(Data entries for graphics)

_ _ _ _ _

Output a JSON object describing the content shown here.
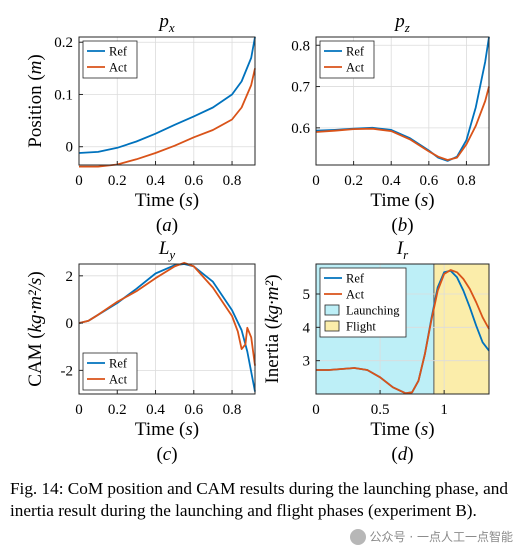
{
  "caption": "Fig. 14: CoM position and CAM results during the launching phase, and inertia result during the launching and flight phases (experiment B).",
  "watermark": "公众号 · 一点人工一点智能",
  "colors": {
    "ref": "#0072BD",
    "act": "#D95319",
    "launching": "#BDEFF7",
    "flight": "#FBEDAA",
    "boundary": "#555555"
  },
  "chart_data": [
    {
      "id": "a",
      "type": "line",
      "title": "p_x",
      "xlabel": "Time (s)",
      "ylabel": "Position (m)",
      "sublabel": "(a)",
      "xlim": [
        0,
        0.92
      ],
      "ylim": [
        -0.035,
        0.21
      ],
      "xticks": [
        0,
        0.2,
        0.4,
        0.6,
        0.8
      ],
      "xtick_labels": [
        "0",
        "0.2",
        "0.4",
        "0.6",
        "0.8"
      ],
      "yticks": [
        0,
        0.1,
        0.2
      ],
      "ytick_labels": [
        "0",
        "0.1",
        "0.2"
      ],
      "legend": {
        "position": "top-left"
      },
      "series": [
        {
          "name": "Ref",
          "x": [
            0,
            0.1,
            0.2,
            0.3,
            0.4,
            0.5,
            0.6,
            0.7,
            0.8,
            0.85,
            0.9,
            0.92
          ],
          "values": [
            -0.012,
            -0.01,
            -0.002,
            0.01,
            0.025,
            0.042,
            0.058,
            0.075,
            0.1,
            0.125,
            0.17,
            0.21
          ]
        },
        {
          "name": "Act",
          "x": [
            0,
            0.1,
            0.2,
            0.3,
            0.4,
            0.5,
            0.6,
            0.7,
            0.8,
            0.85,
            0.9,
            0.92
          ],
          "values": [
            -0.038,
            -0.038,
            -0.034,
            -0.024,
            -0.012,
            0.002,
            0.018,
            0.032,
            0.052,
            0.075,
            0.118,
            0.15
          ]
        }
      ]
    },
    {
      "id": "b",
      "type": "line",
      "title": "p_z",
      "xlabel": "Time (s)",
      "ylabel": "",
      "sublabel": "(b)",
      "xlim": [
        0,
        0.92
      ],
      "ylim": [
        0.51,
        0.82
      ],
      "xticks": [
        0,
        0.2,
        0.4,
        0.6,
        0.8
      ],
      "xtick_labels": [
        "0",
        "0.2",
        "0.4",
        "0.6",
        "0.8"
      ],
      "yticks": [
        0.6,
        0.7,
        0.8
      ],
      "ytick_labels": [
        "0.6",
        "0.7",
        "0.8"
      ],
      "legend": {
        "position": "top-left"
      },
      "series": [
        {
          "name": "Ref",
          "x": [
            0,
            0.1,
            0.2,
            0.3,
            0.4,
            0.5,
            0.6,
            0.65,
            0.7,
            0.75,
            0.8,
            0.85,
            0.9,
            0.92
          ],
          "values": [
            0.593,
            0.595,
            0.598,
            0.6,
            0.595,
            0.575,
            0.545,
            0.528,
            0.52,
            0.53,
            0.57,
            0.65,
            0.76,
            0.82
          ]
        },
        {
          "name": "Act",
          "x": [
            0,
            0.1,
            0.2,
            0.3,
            0.4,
            0.5,
            0.6,
            0.65,
            0.7,
            0.75,
            0.8,
            0.85,
            0.9,
            0.92
          ],
          "values": [
            0.59,
            0.593,
            0.597,
            0.598,
            0.592,
            0.572,
            0.543,
            0.53,
            0.522,
            0.528,
            0.56,
            0.605,
            0.665,
            0.7
          ]
        }
      ]
    },
    {
      "id": "c",
      "type": "line",
      "title": "L_y",
      "xlabel": "Time (s)",
      "ylabel": "CAM (kg·m²/s)",
      "sublabel": "(c)",
      "xlim": [
        0,
        0.92
      ],
      "ylim": [
        -3,
        2.5
      ],
      "xticks": [
        0,
        0.2,
        0.4,
        0.6,
        0.8
      ],
      "xtick_labels": [
        "0",
        "0.2",
        "0.4",
        "0.6",
        "0.8"
      ],
      "yticks": [
        -2,
        0,
        2
      ],
      "ytick_labels": [
        "-2",
        "0",
        "2"
      ],
      "legend": {
        "position": "bottom-left"
      },
      "series": [
        {
          "name": "Ref",
          "x": [
            0,
            0.05,
            0.1,
            0.2,
            0.3,
            0.4,
            0.5,
            0.55,
            0.6,
            0.7,
            0.8,
            0.85,
            0.88,
            0.92
          ],
          "values": [
            0,
            0.1,
            0.35,
            0.85,
            1.45,
            2.1,
            2.45,
            2.5,
            2.4,
            1.75,
            0.55,
            -0.3,
            -1.2,
            -2.9
          ]
        },
        {
          "name": "Act",
          "x": [
            0,
            0.05,
            0.1,
            0.2,
            0.3,
            0.4,
            0.5,
            0.55,
            0.6,
            0.7,
            0.8,
            0.83,
            0.85,
            0.87,
            0.88,
            0.9,
            0.92
          ],
          "values": [
            0,
            0.1,
            0.35,
            0.9,
            1.35,
            1.9,
            2.4,
            2.55,
            2.4,
            1.5,
            0.3,
            -0.35,
            -1.1,
            -0.9,
            -0.2,
            -0.6,
            -1.8
          ]
        }
      ]
    },
    {
      "id": "d",
      "type": "line",
      "title": "I_r",
      "xlabel": "Time (s)",
      "ylabel": "Inertia (kg·m²)",
      "sublabel": "(d)",
      "xlim": [
        0,
        1.35
      ],
      "ylim": [
        2.0,
        5.9
      ],
      "xticks": [
        0,
        0.5,
        1
      ],
      "xtick_labels": [
        "0",
        "0.5",
        "1"
      ],
      "yticks": [
        3,
        4,
        5
      ],
      "ytick_labels": [
        "3",
        "4",
        "5"
      ],
      "legend": {
        "position": "top-left"
      },
      "phases": [
        {
          "name": "Launching",
          "start": 0,
          "end": 0.92,
          "color": "#BDEFF7"
        },
        {
          "name": "Flight",
          "start": 0.92,
          "end": 1.35,
          "color": "#FBEDAA"
        }
      ],
      "series": [
        {
          "name": "Ref",
          "x": [
            0,
            0.1,
            0.2,
            0.3,
            0.4,
            0.5,
            0.6,
            0.7,
            0.75,
            0.8,
            0.85,
            0.9,
            0.95,
            1.0,
            1.05,
            1.1,
            1.15,
            1.2,
            1.25,
            1.3,
            1.35
          ],
          "values": [
            2.72,
            2.72,
            2.75,
            2.78,
            2.72,
            2.5,
            2.2,
            2.02,
            2.05,
            2.4,
            3.2,
            4.25,
            5.2,
            5.65,
            5.7,
            5.5,
            5.1,
            4.6,
            4.05,
            3.55,
            3.3
          ]
        },
        {
          "name": "Act",
          "x": [
            0,
            0.1,
            0.2,
            0.3,
            0.4,
            0.5,
            0.6,
            0.7,
            0.75,
            0.8,
            0.85,
            0.9,
            0.95,
            1.0,
            1.05,
            1.1,
            1.15,
            1.2,
            1.25,
            1.3,
            1.35
          ],
          "values": [
            2.72,
            2.72,
            2.75,
            2.78,
            2.72,
            2.5,
            2.2,
            2.02,
            2.05,
            2.4,
            3.2,
            4.2,
            5.1,
            5.6,
            5.72,
            5.65,
            5.45,
            5.15,
            4.75,
            4.3,
            3.95
          ]
        }
      ]
    }
  ]
}
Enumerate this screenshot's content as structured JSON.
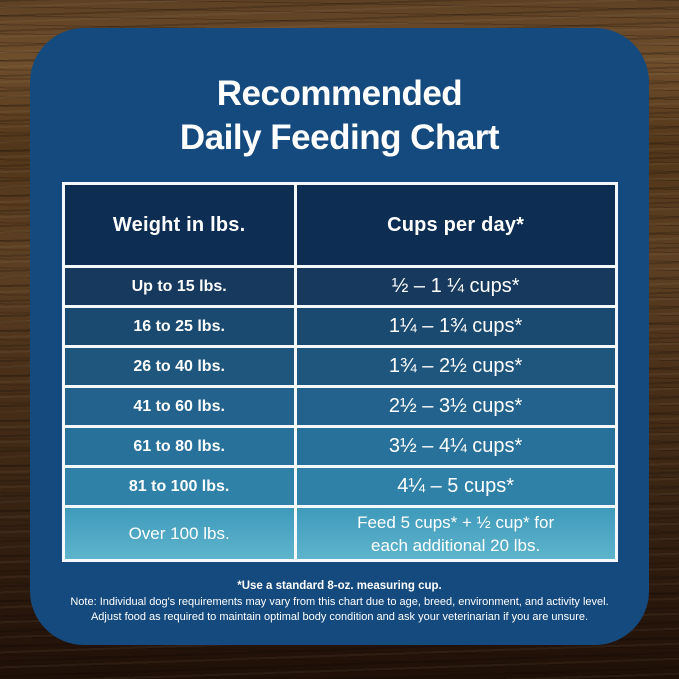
{
  "title": {
    "line1": "Recommended",
    "line2": "Daily Feeding Chart"
  },
  "chart_data": {
    "type": "table",
    "title": "Recommended Daily Feeding Chart",
    "columns": [
      "Weight in lbs.",
      "Cups per day*"
    ],
    "rows": [
      {
        "weight": "Up to 15 lbs.",
        "cups": "½ – 1 ¼ cups*"
      },
      {
        "weight": "16 to 25 lbs.",
        "cups": "1¼ – 1¾  cups*"
      },
      {
        "weight": "26 to 40 lbs.",
        "cups": "1¾ – 2½ cups*"
      },
      {
        "weight": "41 to 60 lbs.",
        "cups": "2½ – 3½ cups*"
      },
      {
        "weight": "61 to 80 lbs.",
        "cups": "3½ – 4¼ cups*"
      },
      {
        "weight": "81 to 100 lbs.",
        "cups": "4¼ – 5 cups*"
      },
      {
        "weight": "Over 100 lbs.",
        "cups": "Feed 5 cups* + ½ cup* for\neach additional 20 lbs."
      }
    ],
    "footnotes": [
      "*Use a standard 8-oz. measuring cup.",
      "Note: Individual dog's requirements may vary from this chart due to age, breed, environment, and activity level.",
      "Adjust food as required to maintain optimal body condition and ask your veterinarian if you are unsure."
    ]
  },
  "theme": {
    "card_background": "#154a7e",
    "header_background": "#0d2e52",
    "border_color": "#f5f8fa",
    "text_color": "#ffffff",
    "row_backgrounds": [
      "#16395d",
      "#1b4a70",
      "#1f567e",
      "#22628c",
      "#28719a",
      "#2f81a8",
      "linear-gradient(180deg,#3e99ba,#5fb5cd)"
    ],
    "wood_dark": "#2a180d",
    "wood_light": "#6f4e2c"
  }
}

_ _ _ _ _

DO THIS => On how many lines does the word "title" appear? Answer with only the number.

EXERCISE RESULT => 6